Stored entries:
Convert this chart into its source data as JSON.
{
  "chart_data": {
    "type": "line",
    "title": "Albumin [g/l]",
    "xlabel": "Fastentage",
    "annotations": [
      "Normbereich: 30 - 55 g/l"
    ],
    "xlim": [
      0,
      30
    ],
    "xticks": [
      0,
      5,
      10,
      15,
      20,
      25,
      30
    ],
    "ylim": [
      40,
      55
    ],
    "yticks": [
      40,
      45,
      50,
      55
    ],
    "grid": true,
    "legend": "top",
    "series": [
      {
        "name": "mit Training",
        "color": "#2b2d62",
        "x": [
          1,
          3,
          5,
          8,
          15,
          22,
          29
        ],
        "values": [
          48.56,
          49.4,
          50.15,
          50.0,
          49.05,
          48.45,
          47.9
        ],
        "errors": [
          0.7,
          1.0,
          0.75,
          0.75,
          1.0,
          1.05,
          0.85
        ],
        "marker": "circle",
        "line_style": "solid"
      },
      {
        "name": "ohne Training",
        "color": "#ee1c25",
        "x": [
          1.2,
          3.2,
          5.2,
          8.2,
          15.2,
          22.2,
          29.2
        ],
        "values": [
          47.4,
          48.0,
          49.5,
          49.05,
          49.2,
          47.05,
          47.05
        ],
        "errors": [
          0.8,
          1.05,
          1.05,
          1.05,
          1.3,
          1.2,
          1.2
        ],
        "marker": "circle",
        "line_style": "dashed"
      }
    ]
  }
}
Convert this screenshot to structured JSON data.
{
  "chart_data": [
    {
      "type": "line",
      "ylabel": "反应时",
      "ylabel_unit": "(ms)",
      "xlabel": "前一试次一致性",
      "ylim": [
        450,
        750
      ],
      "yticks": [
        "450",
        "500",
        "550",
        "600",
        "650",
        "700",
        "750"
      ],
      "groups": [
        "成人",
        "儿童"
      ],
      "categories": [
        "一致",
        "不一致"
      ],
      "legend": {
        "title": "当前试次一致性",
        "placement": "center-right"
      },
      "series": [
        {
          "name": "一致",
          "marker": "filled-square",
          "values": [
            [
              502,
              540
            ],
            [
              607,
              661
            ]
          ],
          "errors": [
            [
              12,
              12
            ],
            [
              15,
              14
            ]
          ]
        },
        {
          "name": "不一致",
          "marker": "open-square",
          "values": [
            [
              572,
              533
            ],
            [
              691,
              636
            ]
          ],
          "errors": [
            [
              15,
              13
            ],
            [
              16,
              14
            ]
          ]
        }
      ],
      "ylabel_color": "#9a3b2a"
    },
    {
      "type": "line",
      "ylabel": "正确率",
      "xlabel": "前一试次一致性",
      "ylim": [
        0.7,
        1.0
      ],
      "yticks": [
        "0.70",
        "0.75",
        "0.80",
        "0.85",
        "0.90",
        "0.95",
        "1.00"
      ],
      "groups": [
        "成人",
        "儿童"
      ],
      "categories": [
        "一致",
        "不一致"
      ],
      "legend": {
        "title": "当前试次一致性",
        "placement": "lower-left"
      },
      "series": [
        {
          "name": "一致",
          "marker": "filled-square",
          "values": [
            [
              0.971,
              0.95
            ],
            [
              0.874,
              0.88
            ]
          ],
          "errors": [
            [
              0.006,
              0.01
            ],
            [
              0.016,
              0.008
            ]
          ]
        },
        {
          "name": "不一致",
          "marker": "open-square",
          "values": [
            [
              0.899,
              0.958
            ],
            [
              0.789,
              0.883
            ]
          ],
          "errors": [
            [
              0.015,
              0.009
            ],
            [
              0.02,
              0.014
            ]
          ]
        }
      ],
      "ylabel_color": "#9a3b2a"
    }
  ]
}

- TASK TO CARRY OUT: Extract the whole listing, character for character.

- OUTPUT BELOW:
Convert this chart into its source data as JSON.
{
  "chart_data": {
    "type": "line",
    "title": "Albumin [g/l]",
    "xlabel": "Fastentage",
    "annotations": [
      "Normbereich: 30 - 55 g/l"
    ],
    "xlim": [
      0,
      30
    ],
    "xticks": [
      0,
      5,
      10,
      15,
      20,
      25,
      30
    ],
    "ylim": [
      40,
      55
    ],
    "yticks": [
      40,
      45,
      50,
      55
    ],
    "grid": true,
    "legend": "top",
    "series": [
      {
        "name": "mit Training",
        "color": "#2b2d62",
        "x": [
          1,
          3,
          5,
          8,
          15,
          22,
          29
        ],
        "values": [
          48.56,
          49.4,
          50.15,
          50.0,
          49.05,
          48.45,
          47.9
        ],
        "errors": [
          0.7,
          1.0,
          0.75,
          0.75,
          1.0,
          1.05,
          0.85
        ],
        "marker": "circle",
        "line_style": "solid"
      },
      {
        "name": "ohne Training",
        "color": "#ee1c25",
        "x": [
          1.2,
          3.2,
          5.2,
          8.2,
          15.2,
          22.2,
          29.2
        ],
        "values": [
          47.4,
          48.0,
          49.5,
          49.05,
          49.2,
          47.05,
          47.05
        ],
        "errors": [
          0.8,
          1.05,
          1.05,
          1.05,
          1.3,
          1.2,
          1.2
        ],
        "marker": "circle",
        "line_style": "dashed"
      }
    ]
  }
}
Convert this screenshot to structured JSON data.
{
  "chart_data": [
    {
      "type": "line",
      "ylabel": "反应时",
      "ylabel_unit": "(ms)",
      "xlabel": "前一试次一致性",
      "ylim": [
        450,
        750
      ],
      "yticks": [
        "450",
        "500",
        "550",
        "600",
        "650",
        "700",
        "750"
      ],
      "groups": [
        "成人",
        "儿童"
      ],
      "categories": [
        "一致",
        "不一致"
      ],
      "legend": {
        "title": "当前试次一致性",
        "placement": "center-right"
      },
      "series": [
        {
          "name": "一致",
          "marker": "filled-square",
          "values": [
            [
              502,
              540
            ],
            [
              607,
              661
            ]
          ],
          "errors": [
            [
              12,
              12
            ],
            [
              15,
              14
            ]
          ]
        },
        {
          "name": "不一致",
          "marker": "open-square",
          "values": [
            [
              572,
              533
            ],
            [
              691,
              636
            ]
          ],
          "errors": [
            [
              15,
              13
            ],
            [
              16,
              14
            ]
          ]
        }
      ],
      "ylabel_color": "#9a3b2a"
    },
    {
      "type": "line",
      "ylabel": "正确率",
      "xlabel": "前一试次一致性",
      "ylim": [
        0.7,
        1.0
      ],
      "yticks": [
        "0.70",
        "0.75",
        "0.80",
        "0.85",
        "0.90",
        "0.95",
        "1.00"
      ],
      "groups": [
        "成人",
        "儿童"
      ],
      "categories": [
        "一致",
        "不一致"
      ],
      "legend": {
        "title": "当前试次一致性",
        "placement": "lower-left"
      },
      "series": [
        {
          "name": "一致",
          "marker": "filled-square",
          "values": [
            [
              0.971,
              0.95
            ],
            [
              0.874,
              0.88
            ]
          ],
          "errors": [
            [
              0.006,
              0.01
            ],
            [
              0.016,
              0.008
            ]
          ]
        },
        {
          "name": "不一致",
          "marker": "open-square",
          "values": [
            [
              0.899,
              0.958
            ],
            [
              0.789,
              0.883
            ]
          ],
          "errors": [
            [
              0.015,
              0.009
            ],
            [
              0.02,
              0.014
            ]
          ]
        }
      ],
      "ylabel_color": "#9a3b2a"
    }
  ]
}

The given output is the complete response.